Scan the material for the word "requirements", and copy each line where it shows up.

───── LISTED ENTRIES ─────

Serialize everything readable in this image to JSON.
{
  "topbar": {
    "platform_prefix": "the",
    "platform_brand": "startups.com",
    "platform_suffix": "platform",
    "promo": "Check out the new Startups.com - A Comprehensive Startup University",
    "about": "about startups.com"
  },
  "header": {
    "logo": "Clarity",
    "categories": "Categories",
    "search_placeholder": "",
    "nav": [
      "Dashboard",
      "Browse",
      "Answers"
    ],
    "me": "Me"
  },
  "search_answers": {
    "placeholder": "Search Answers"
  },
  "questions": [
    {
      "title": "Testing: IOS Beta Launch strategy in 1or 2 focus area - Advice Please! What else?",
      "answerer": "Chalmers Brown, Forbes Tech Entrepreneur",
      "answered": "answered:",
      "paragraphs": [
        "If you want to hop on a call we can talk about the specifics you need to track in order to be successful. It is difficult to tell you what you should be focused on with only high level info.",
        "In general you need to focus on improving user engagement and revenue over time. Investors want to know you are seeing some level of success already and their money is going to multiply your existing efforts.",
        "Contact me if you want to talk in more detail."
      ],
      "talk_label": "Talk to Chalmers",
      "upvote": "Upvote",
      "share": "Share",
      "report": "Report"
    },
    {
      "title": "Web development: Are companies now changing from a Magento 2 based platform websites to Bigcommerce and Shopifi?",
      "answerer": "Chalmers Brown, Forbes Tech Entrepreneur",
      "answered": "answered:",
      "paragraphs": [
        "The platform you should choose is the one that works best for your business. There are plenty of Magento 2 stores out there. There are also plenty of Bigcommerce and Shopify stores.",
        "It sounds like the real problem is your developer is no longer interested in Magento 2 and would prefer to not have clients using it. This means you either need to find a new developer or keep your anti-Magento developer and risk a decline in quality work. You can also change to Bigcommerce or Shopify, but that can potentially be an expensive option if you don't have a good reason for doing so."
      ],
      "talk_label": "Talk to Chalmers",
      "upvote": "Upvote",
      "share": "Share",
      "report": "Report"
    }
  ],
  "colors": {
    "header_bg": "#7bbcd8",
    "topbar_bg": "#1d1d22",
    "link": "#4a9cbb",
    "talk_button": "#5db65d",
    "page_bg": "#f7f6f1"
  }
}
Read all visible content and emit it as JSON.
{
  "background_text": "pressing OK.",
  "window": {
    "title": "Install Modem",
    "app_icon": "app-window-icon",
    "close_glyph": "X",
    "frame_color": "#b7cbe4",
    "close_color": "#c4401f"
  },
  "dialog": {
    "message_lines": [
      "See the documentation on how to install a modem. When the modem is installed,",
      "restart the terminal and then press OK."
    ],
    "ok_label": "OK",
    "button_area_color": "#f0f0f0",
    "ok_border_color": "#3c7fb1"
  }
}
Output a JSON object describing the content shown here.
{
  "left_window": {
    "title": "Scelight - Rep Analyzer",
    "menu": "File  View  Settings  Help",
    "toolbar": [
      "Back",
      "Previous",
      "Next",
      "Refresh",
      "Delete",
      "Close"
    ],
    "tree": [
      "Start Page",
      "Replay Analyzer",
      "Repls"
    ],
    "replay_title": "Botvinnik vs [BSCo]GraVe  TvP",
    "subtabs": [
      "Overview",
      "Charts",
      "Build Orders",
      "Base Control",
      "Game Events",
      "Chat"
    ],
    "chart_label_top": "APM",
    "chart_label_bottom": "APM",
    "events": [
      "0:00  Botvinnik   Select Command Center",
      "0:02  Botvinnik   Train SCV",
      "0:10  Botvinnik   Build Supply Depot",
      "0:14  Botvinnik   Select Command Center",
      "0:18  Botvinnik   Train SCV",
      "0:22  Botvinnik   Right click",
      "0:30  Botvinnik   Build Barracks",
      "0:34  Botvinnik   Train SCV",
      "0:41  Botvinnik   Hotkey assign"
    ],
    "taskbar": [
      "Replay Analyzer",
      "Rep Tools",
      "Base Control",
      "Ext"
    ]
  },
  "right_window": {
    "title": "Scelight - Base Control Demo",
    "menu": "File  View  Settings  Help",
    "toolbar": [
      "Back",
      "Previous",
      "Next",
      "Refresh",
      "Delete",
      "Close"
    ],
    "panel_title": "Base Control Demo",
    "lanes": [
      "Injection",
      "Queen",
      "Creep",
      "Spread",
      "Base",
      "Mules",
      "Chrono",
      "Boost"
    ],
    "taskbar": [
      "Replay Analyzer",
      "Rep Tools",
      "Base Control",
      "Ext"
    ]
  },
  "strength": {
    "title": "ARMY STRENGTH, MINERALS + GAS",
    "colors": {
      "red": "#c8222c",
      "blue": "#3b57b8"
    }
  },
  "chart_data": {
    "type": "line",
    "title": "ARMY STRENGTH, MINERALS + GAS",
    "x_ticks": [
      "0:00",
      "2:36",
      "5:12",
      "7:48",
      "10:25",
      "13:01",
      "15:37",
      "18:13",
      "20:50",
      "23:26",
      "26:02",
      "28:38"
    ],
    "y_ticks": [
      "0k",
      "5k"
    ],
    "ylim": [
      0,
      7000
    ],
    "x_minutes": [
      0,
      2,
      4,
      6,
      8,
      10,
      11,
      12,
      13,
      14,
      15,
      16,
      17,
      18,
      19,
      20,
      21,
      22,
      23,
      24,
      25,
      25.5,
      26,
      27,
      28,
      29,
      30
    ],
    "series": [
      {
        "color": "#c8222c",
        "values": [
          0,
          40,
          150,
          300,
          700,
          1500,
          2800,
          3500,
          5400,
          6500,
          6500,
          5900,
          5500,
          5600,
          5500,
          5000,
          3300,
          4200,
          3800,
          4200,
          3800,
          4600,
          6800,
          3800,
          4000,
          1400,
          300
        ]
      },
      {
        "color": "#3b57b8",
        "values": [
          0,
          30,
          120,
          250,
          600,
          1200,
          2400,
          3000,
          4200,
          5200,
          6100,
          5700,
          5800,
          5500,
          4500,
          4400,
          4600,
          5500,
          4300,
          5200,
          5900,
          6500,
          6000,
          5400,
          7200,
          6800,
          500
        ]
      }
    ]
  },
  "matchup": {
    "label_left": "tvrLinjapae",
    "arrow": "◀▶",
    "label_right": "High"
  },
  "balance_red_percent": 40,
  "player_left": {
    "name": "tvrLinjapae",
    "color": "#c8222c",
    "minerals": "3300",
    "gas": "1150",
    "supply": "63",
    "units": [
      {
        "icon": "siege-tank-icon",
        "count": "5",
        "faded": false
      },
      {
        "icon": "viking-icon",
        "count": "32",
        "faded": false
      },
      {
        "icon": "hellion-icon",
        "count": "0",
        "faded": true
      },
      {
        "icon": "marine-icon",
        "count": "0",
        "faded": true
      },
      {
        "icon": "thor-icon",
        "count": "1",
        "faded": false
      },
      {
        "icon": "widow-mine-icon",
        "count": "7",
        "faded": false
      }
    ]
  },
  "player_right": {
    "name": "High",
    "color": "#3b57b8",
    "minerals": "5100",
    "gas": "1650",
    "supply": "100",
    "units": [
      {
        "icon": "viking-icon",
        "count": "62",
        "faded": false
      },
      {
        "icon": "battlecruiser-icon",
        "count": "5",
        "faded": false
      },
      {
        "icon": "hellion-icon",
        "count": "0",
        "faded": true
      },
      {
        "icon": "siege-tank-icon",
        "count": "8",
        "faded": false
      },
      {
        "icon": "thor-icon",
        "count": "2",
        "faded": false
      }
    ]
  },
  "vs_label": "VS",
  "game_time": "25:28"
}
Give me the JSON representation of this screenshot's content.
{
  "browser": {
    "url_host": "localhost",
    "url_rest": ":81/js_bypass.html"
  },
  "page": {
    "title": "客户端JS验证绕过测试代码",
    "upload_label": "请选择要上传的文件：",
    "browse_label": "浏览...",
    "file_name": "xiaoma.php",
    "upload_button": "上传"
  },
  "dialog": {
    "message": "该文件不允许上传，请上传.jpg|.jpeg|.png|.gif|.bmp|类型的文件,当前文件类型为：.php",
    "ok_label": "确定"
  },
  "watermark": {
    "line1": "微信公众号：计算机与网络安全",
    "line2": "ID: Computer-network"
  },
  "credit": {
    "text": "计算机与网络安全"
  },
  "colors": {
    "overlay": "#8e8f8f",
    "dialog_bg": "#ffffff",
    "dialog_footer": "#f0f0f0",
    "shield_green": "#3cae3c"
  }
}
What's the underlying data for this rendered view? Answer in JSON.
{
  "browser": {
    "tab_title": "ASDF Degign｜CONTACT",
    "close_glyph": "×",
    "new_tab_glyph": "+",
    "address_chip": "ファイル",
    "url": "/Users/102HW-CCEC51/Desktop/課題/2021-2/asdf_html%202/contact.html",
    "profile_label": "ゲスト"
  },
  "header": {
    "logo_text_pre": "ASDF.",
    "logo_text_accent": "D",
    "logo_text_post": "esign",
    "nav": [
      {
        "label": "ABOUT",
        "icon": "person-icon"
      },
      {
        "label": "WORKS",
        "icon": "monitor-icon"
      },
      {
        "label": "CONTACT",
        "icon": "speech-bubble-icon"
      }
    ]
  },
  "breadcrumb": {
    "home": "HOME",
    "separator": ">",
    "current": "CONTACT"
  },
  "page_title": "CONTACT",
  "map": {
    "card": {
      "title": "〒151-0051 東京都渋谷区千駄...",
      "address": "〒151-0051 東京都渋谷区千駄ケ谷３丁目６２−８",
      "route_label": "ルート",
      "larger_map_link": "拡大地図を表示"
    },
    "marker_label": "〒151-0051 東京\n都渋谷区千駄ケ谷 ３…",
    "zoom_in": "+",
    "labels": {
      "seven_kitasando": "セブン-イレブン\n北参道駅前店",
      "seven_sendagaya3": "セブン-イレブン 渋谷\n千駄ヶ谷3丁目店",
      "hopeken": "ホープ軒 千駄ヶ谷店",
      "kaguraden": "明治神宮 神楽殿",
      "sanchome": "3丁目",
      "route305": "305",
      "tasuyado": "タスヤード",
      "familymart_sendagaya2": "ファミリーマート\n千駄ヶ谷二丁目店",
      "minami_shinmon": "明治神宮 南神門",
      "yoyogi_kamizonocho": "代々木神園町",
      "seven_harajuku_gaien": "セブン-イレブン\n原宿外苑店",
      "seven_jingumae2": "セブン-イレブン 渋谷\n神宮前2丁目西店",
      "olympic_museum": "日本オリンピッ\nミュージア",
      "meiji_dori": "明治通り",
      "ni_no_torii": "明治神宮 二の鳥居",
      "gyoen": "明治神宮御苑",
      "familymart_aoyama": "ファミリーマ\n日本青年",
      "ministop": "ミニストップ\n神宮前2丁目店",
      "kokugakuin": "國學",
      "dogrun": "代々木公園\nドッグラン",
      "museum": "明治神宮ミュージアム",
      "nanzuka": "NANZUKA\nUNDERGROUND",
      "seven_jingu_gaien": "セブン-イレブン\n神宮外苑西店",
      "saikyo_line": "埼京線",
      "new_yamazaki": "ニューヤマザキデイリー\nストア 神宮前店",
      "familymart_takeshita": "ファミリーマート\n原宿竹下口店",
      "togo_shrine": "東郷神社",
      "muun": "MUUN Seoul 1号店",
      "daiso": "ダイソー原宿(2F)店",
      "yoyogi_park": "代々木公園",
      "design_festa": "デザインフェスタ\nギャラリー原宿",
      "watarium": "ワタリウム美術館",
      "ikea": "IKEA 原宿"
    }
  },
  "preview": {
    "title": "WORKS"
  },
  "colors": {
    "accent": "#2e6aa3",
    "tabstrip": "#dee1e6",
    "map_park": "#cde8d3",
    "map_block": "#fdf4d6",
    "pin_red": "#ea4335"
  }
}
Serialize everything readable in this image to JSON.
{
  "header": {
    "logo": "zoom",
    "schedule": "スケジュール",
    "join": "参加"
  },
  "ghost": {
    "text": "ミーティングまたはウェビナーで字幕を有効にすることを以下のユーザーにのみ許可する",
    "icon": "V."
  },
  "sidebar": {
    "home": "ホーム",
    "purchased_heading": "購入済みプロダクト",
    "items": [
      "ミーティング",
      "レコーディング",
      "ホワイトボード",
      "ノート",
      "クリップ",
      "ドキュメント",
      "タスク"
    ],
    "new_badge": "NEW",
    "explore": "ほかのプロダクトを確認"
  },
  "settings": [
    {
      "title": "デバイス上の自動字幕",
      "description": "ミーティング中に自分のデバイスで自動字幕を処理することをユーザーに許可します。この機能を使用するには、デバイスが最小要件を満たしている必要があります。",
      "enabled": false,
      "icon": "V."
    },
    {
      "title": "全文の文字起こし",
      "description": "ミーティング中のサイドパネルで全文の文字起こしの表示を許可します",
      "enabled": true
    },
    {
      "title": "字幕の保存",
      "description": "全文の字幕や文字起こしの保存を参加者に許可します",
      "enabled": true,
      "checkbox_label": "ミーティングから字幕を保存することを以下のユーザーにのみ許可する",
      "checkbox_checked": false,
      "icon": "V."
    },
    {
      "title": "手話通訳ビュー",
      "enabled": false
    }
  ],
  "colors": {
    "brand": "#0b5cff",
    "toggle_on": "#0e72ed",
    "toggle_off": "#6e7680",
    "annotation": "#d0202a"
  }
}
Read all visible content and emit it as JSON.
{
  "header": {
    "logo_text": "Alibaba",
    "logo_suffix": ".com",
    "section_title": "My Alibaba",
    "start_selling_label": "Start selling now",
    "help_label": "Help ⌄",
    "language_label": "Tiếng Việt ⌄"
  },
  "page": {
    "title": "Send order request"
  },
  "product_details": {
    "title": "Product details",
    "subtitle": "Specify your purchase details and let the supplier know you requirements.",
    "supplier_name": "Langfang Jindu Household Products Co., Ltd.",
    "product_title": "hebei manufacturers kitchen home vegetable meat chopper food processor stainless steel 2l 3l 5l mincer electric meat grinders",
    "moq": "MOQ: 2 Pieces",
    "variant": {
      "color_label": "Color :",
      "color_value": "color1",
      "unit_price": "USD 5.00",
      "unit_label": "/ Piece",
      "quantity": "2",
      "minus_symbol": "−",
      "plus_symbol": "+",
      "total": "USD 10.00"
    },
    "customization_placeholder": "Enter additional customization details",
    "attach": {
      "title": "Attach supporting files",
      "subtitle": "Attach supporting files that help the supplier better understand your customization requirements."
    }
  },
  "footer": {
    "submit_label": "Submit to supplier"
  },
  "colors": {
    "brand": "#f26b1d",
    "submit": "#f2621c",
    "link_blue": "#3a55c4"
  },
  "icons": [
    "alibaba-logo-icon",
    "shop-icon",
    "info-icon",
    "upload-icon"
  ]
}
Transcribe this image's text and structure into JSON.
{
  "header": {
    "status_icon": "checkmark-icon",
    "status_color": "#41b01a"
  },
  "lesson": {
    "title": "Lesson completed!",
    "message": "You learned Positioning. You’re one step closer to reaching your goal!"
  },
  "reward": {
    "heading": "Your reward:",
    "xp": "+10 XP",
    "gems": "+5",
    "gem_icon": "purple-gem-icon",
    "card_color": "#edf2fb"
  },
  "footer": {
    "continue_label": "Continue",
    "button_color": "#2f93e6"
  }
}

─────

OUTPUT ::
    "subtitle": "Specify your purchase details and let the supplier know you requirements.",
      "subtitle": "Attach supporting files that help the supplier better understand your customization requirements."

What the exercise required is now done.